> [Texto para leitura]
-*-*-
MP: Como é a sua estrutura de fabricação de queijo ?
GU: Eu construí um local próprio para isto. Eu faço pasteurização lenta do leite, em um tanque de aço inoxidável, a gás porque com energia não há quem agüente. Fiz câmara fria e tudo mais. Nós fizemos curso no SENAR para fabricação de queijos e outros derivados. A gente aqui já fez ricota, doce de leite. Minha esposa (Rosemeire) que é quem sabe fazer o queijo. Nós fizemos também curso de embutidos, de carne de porco. (Observamos a sala onde o queijo é fabricado; embora simples, o local aparentava higiene e asseio. O queijo, tipo minas, também tinha boa aparência, boa consistência e um bom sabor).
MP: Não compensa comprar leite dos outros para fazer mais queijo ?
GU: É o tal negócio: quanto eu compro do meu pai, eu pago a R$ 0,40 para ele, daí já diminui bem meu lucro, porque além da matéria prima eu tenho meu trabalho em cima; o custo sobe. Eu também tenho dó, sabe, não vou pegar o leite e pagar o mesmo que o laticínio. Vou criar um problema para ele, que é diminuir a entrega no laticínio, e ainda pagar a mesma coisa ? Fica ruim e eu prefiro pagar mais, mas ganhando menos. Na semana passada eu peguei 100 litros e paguei R$ 0,40, mas no final das contas quase empata; é mais para atender a freguesia.
Instalações para fabricação do queijo
MP: Mas está dando para viver bem?
GU: Está. Mas se o caminhão pagasse na faixa de R$ 0,40 a R$ 0,45, eu parava de ser clandestino, não faria queijo jamais, porque é uma preocupação que temos. Eu tenho vontade de regularizar minha situação. Se eu fosse regularizado, eu poderia mudar, fazer uma coisa mais complexa, investir, trabalhar em cima disto. Daria para tirar uns 200 litros de leite ou pegar leite da vizinhança, pagando bem. Sei que preciso investir para melhorar a minha sala de leite, onde faço o queijo. Mas é muito incerto investir nessa situação. Hoje, a gente faz as coisas, mas faz meio com medo, meio escondido. Amanhã ou depois vem alguém e fala que não posso fazer mais nada, como é que fico se eu investi na qualidade, na atividade ? Não posso aparecer muito.
MP: Então o senhor não gosta de ser informal?
GU: Ninguém gosta de fazer coisa errada. Mesmo sendo informal, a gente procura ter higiene e trabalhar com qualidade. Enviar leite com antibiótico, por exemplo, eu acho errado. Tem gente que a vaca cria e 3 dias depois já está com o leite no latão. Tem que ter consciência, quantas pessoas, crianças, vão se alimentar deste leite ? Se eu estou vendendo meu queijo para um lugar e vem outro e vende também, eu paro de vender o meu. Depois o pessoal reclama de algum problema e o meu produto é que fica com má fama. Prefiro perder a venda. Para os meus clientes, só eu forneço.
-*-*-
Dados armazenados
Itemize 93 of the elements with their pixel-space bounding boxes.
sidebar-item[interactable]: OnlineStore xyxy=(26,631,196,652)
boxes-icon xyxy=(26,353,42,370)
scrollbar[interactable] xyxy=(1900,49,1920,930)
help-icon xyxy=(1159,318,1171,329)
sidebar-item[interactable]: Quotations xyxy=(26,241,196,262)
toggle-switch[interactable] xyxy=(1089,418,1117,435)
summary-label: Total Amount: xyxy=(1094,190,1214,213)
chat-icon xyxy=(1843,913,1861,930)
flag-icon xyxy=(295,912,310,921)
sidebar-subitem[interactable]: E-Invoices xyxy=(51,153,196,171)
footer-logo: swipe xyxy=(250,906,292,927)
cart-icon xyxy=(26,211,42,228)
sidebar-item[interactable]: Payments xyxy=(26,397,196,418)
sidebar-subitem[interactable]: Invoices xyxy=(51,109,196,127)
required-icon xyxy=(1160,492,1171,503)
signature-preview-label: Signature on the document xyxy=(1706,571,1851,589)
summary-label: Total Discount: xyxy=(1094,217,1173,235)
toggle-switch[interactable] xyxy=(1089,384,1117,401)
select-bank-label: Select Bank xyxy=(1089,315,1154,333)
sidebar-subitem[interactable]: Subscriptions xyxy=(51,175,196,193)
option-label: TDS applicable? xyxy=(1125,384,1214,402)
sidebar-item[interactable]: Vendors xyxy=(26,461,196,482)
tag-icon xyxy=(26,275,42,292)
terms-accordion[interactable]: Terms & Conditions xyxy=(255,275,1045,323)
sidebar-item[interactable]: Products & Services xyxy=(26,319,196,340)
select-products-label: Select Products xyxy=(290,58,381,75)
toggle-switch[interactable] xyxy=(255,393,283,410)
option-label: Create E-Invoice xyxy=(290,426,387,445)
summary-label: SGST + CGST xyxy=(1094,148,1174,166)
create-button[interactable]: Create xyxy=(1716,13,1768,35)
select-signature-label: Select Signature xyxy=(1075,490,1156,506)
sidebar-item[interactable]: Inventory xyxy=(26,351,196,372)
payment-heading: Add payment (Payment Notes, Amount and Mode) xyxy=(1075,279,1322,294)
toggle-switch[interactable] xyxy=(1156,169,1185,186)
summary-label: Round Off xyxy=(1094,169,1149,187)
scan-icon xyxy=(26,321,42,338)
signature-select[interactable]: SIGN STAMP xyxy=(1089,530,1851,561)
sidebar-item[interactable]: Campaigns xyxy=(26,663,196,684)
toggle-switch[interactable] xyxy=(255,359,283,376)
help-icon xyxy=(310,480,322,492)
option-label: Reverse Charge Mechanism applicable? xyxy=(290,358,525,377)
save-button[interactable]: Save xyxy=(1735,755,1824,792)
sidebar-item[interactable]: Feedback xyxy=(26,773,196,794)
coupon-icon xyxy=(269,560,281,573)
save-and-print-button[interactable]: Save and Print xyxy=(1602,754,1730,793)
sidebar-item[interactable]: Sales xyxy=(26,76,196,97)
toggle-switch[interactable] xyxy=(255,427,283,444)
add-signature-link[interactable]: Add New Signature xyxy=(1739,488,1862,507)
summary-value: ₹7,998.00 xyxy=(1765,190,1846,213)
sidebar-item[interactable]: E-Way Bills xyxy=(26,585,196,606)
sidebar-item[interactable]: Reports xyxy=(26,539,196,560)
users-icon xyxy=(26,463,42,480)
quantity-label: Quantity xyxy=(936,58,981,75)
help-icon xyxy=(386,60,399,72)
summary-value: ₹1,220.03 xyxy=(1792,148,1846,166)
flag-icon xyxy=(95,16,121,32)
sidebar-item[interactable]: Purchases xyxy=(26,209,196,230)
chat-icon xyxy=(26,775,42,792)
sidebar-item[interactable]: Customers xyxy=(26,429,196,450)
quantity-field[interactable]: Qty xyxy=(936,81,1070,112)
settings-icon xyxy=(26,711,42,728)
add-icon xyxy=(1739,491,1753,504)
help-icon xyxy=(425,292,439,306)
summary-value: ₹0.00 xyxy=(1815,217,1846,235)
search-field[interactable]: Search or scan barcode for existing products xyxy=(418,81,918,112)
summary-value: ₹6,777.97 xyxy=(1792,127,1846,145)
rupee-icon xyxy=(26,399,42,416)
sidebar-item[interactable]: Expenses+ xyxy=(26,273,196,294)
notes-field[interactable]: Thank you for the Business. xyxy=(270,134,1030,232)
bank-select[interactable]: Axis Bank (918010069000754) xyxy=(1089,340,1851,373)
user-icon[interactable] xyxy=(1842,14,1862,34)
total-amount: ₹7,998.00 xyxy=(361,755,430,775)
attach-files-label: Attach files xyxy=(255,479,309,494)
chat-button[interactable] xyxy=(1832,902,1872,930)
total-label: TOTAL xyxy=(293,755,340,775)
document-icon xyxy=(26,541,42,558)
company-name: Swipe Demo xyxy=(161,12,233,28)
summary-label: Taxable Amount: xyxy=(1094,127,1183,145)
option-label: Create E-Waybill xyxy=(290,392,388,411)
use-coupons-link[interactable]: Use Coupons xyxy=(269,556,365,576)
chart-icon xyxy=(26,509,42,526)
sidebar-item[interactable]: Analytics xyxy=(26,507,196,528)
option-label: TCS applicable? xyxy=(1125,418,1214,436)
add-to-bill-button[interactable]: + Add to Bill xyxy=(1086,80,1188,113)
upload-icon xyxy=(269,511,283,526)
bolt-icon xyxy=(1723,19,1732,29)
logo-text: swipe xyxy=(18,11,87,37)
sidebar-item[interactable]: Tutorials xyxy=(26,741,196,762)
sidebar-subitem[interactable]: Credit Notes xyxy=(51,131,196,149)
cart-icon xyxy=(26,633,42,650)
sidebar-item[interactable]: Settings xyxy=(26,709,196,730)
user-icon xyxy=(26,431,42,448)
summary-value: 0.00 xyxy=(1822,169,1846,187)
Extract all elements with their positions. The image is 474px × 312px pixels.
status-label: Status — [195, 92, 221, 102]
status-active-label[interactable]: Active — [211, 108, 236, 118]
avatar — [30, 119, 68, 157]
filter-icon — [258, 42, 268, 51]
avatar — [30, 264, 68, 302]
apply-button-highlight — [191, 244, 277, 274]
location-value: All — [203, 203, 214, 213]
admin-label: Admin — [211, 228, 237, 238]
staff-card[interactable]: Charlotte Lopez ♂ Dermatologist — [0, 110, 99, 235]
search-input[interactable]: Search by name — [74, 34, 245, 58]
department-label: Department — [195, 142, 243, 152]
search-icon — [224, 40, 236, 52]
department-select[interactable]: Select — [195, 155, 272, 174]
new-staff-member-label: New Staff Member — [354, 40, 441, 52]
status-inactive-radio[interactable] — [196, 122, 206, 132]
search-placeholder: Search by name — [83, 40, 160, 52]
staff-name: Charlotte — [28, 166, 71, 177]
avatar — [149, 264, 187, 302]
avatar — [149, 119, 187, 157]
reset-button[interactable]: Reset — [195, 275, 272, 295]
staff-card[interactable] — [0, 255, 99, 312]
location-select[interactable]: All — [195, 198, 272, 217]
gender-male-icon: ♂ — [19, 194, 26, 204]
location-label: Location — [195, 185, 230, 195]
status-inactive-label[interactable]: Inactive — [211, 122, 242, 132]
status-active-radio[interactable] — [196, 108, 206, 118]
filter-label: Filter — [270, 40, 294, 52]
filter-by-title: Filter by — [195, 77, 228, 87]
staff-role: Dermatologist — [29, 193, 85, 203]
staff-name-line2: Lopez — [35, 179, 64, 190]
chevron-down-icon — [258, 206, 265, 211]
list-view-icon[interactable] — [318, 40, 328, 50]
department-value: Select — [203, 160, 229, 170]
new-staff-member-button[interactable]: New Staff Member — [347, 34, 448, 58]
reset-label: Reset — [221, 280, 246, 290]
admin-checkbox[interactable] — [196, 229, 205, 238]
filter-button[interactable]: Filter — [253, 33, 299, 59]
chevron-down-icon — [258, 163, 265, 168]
-*-*-
> [Tarefas]
1. Como fica em inglês a frase "Eu tenho vontade de regularizar minha situação.", da entrevista sobre a fabricação de queijo?
2. Transcreva literalmente o trecho da entrevista sobre a fabricação de queijo de "MP: Então o" a "só eu forneço.".
Não é preciso consultar as entradas.

> [Respostas]
1. I want to regularize my situation.

2.
MP: Então o senhor não gosta de ser informal?
GU: Ninguém gosta de fazer coisa errada. Mesmo sendo informal, a gente procura ter higiene e trabalhar com qualidade. Enviar leite com antibiótico, por exemplo, eu acho errado. Tem gente que a vaca cria e 3 dias depois já está com o leite no latão. Tem que ter consciência, quantas pessoas, crianças, vão se alimentar deste leite ? Se eu estou vendendo meu queijo para um lugar e vem outro e vende também, eu paro de vender o meu. Depois o pessoal reclama de algum problema e o meu produto é que fica com má fama. Prefiro perder a venda. Para os meus clientes, só eu forneço.